[Figure data in JSON]
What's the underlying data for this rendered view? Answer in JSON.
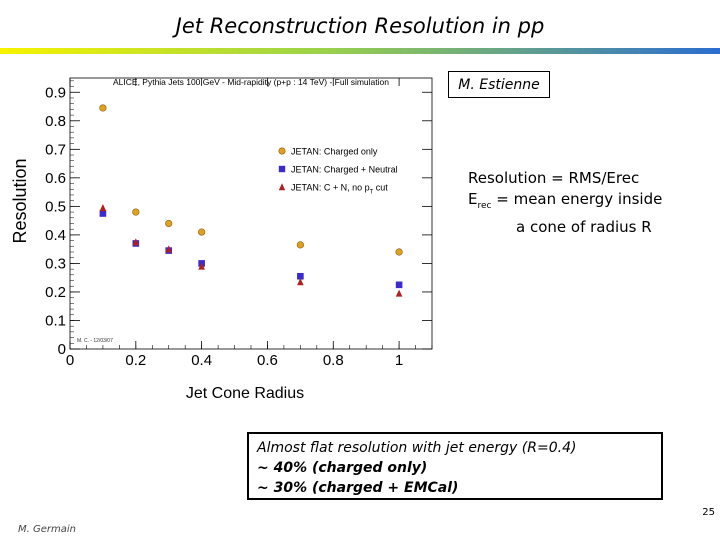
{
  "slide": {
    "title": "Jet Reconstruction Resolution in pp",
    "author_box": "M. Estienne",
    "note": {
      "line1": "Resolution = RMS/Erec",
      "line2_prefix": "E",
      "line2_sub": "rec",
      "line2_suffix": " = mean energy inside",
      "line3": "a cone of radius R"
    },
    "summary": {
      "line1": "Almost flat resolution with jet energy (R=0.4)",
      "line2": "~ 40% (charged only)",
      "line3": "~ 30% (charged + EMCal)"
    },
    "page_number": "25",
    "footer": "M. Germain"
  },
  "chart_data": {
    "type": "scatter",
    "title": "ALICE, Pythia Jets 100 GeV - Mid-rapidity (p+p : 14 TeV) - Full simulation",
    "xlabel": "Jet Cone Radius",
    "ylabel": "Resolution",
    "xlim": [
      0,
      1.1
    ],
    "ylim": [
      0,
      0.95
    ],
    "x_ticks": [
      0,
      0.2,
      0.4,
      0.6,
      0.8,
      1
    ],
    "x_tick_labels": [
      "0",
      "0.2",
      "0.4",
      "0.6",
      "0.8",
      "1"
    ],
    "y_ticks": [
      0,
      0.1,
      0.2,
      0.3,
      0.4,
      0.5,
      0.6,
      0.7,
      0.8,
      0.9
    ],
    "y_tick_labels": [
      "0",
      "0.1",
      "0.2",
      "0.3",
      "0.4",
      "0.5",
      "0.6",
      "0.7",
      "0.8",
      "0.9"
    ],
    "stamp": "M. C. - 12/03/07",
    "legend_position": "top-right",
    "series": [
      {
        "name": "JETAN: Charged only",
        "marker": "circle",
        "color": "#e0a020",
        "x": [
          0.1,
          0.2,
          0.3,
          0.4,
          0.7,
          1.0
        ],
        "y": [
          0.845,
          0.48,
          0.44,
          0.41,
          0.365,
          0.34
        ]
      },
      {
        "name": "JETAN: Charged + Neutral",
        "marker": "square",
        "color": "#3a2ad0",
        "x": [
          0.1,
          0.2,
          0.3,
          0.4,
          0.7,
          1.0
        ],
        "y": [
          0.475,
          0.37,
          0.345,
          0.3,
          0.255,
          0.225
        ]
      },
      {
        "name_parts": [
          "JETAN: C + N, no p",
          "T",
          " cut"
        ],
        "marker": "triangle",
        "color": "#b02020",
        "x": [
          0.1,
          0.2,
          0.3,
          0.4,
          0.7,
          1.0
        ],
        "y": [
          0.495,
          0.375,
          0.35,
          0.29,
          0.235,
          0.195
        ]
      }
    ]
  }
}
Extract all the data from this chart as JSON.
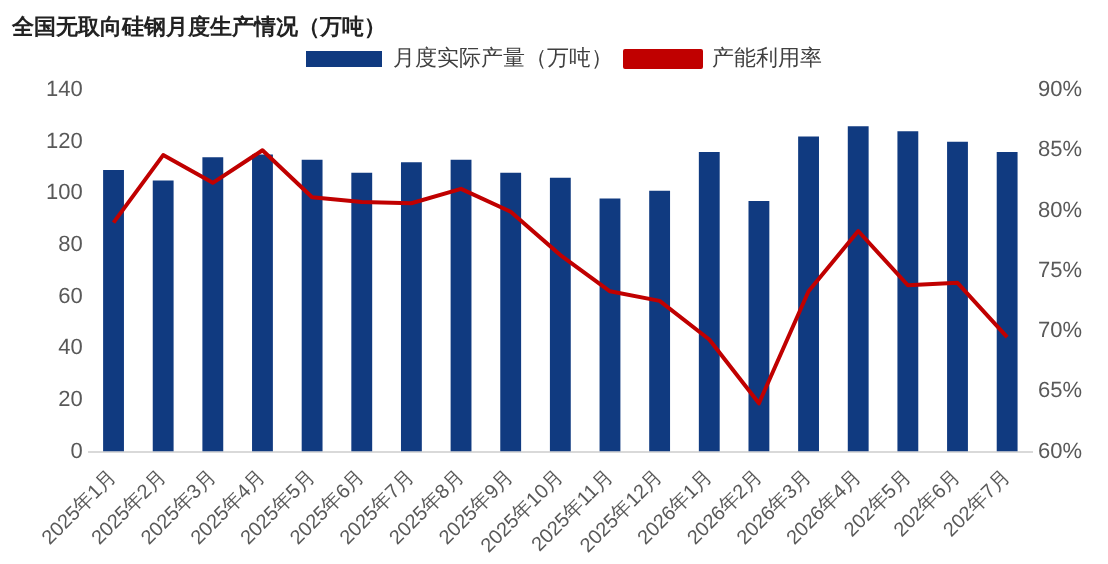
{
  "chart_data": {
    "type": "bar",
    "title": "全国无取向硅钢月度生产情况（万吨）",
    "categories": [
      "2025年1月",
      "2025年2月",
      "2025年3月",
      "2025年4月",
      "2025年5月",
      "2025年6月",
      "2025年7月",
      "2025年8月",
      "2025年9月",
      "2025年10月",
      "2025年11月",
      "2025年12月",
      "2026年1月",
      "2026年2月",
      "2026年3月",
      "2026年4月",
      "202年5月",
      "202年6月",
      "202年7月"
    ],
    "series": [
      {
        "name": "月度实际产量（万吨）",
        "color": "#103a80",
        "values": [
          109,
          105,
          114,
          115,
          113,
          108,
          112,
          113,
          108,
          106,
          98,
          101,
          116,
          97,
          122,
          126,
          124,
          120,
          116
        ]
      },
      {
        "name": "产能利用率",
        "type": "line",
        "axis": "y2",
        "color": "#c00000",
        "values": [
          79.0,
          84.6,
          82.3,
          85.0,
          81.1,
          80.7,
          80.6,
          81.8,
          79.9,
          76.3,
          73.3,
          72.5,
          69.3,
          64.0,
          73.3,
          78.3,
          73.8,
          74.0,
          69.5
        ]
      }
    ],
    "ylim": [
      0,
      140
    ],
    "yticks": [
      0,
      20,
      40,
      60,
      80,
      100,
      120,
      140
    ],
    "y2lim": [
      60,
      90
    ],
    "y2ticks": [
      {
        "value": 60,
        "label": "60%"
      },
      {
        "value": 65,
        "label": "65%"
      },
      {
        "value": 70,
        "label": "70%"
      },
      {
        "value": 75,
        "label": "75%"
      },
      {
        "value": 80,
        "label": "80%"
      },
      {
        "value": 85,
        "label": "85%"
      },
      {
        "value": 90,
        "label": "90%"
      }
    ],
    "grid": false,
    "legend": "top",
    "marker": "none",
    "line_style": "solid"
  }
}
---
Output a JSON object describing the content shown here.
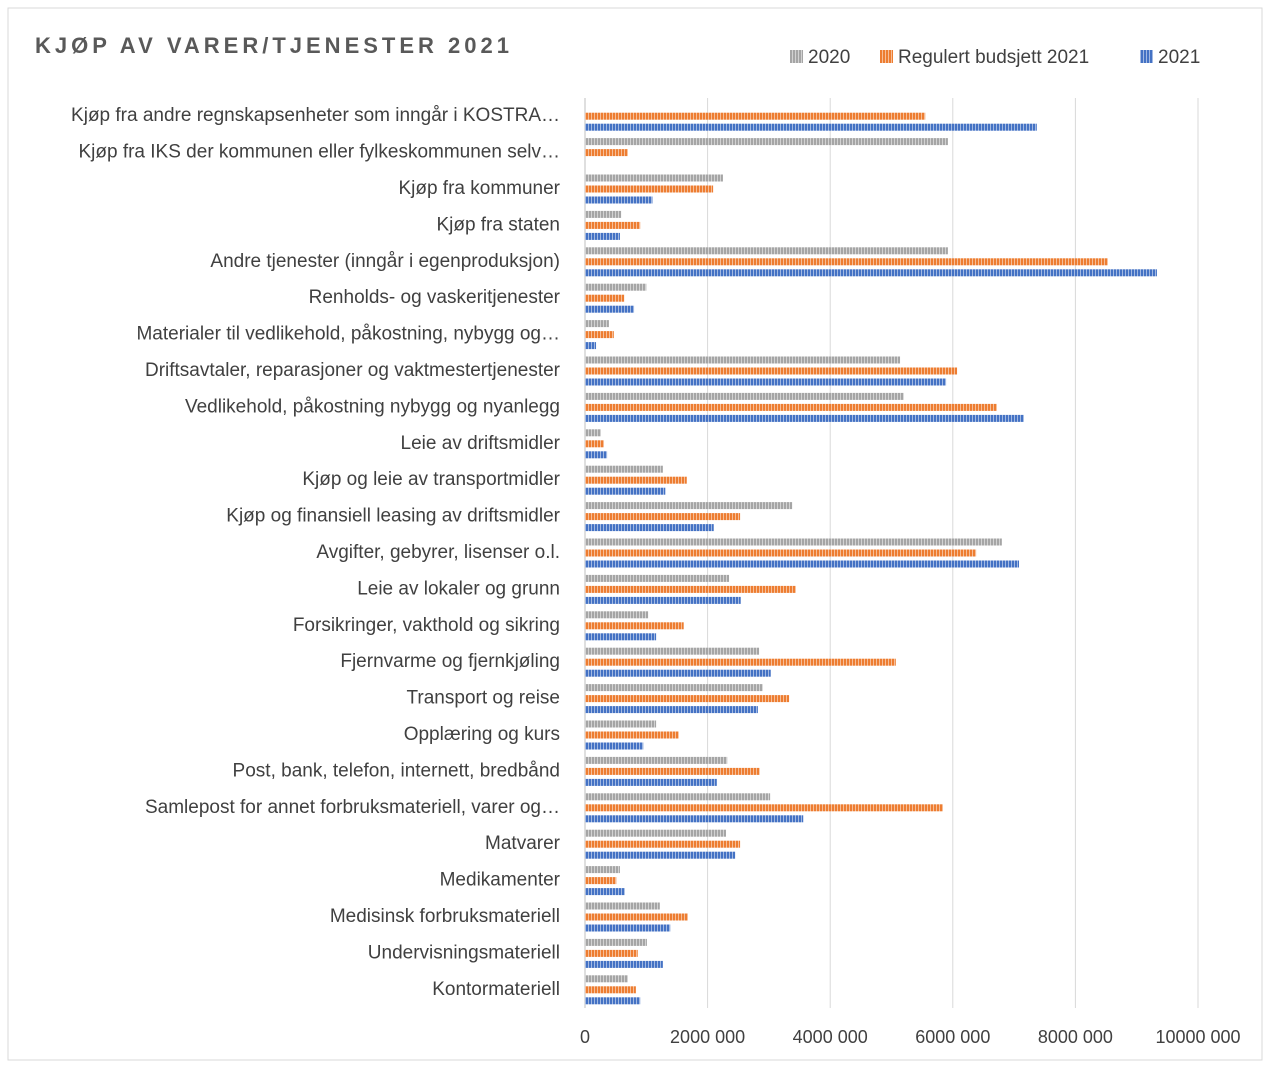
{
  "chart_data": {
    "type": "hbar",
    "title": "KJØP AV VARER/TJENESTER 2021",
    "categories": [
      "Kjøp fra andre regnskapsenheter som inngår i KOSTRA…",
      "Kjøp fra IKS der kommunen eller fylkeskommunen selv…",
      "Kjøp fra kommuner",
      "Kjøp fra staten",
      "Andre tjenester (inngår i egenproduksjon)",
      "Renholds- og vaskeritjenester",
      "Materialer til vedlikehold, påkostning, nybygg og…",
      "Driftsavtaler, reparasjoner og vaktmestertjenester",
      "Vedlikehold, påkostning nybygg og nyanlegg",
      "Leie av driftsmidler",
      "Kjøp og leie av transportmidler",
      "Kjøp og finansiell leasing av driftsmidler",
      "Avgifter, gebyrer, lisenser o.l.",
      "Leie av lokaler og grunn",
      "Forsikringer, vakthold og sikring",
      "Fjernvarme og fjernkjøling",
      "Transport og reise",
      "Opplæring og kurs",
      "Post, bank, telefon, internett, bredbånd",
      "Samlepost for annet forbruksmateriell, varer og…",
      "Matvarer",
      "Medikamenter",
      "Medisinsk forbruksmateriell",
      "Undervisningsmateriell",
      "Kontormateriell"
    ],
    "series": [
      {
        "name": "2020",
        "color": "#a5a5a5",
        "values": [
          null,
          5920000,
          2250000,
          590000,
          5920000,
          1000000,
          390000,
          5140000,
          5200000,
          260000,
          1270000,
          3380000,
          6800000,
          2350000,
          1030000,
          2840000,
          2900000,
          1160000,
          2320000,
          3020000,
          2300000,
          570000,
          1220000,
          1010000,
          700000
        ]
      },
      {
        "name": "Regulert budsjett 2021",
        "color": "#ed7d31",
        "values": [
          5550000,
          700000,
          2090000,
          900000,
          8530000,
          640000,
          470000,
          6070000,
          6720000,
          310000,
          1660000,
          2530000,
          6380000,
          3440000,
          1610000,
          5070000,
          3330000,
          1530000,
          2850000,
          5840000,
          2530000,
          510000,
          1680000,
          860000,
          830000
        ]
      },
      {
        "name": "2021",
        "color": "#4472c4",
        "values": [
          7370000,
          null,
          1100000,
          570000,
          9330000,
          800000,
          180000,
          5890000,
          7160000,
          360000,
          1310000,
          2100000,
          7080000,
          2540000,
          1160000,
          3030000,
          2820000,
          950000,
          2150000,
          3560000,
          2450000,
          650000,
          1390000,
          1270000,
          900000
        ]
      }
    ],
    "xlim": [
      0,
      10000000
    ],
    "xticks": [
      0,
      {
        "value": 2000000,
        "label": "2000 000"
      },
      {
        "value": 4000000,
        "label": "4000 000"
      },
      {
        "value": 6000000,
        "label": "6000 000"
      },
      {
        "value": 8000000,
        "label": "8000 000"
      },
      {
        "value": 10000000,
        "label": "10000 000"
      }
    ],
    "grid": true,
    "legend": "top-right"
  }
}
--
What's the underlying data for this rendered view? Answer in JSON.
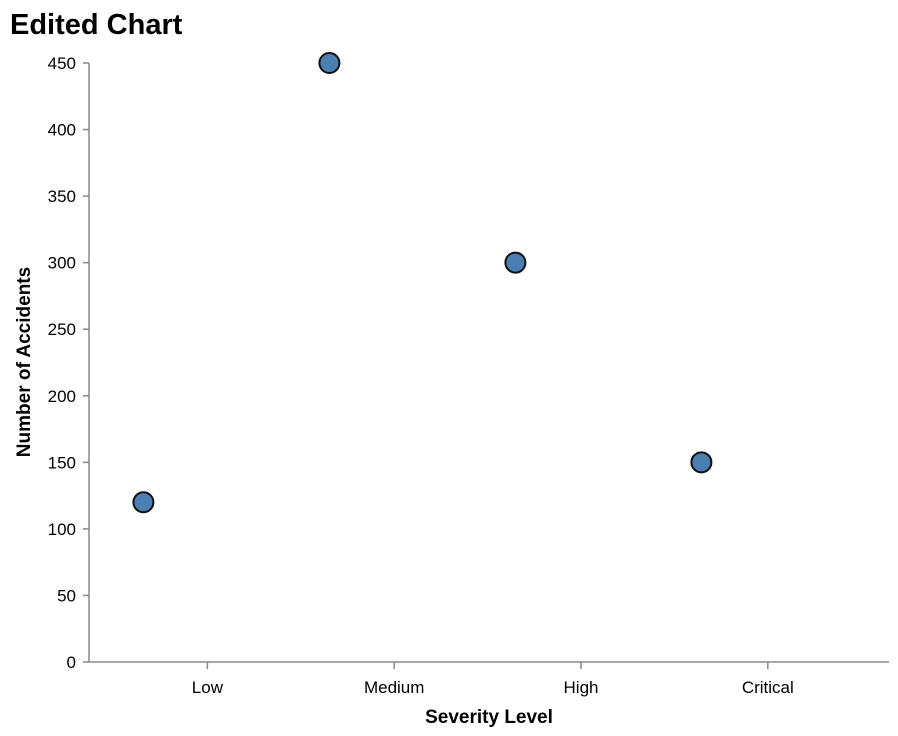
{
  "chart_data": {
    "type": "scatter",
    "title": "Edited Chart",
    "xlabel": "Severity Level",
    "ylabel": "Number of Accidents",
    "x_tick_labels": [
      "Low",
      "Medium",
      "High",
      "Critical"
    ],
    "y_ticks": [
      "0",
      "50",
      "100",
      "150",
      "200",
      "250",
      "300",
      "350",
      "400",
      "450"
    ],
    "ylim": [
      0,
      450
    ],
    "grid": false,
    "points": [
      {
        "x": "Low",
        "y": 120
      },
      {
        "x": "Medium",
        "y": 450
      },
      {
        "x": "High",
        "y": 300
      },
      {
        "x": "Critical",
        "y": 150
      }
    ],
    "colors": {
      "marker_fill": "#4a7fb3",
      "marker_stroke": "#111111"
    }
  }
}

__TASK TO CARRY OUT__: Tally the lines above containing "forbruksmateriell". Answer with the count only.

__OUTPUT OF THE EXERCISE__: 2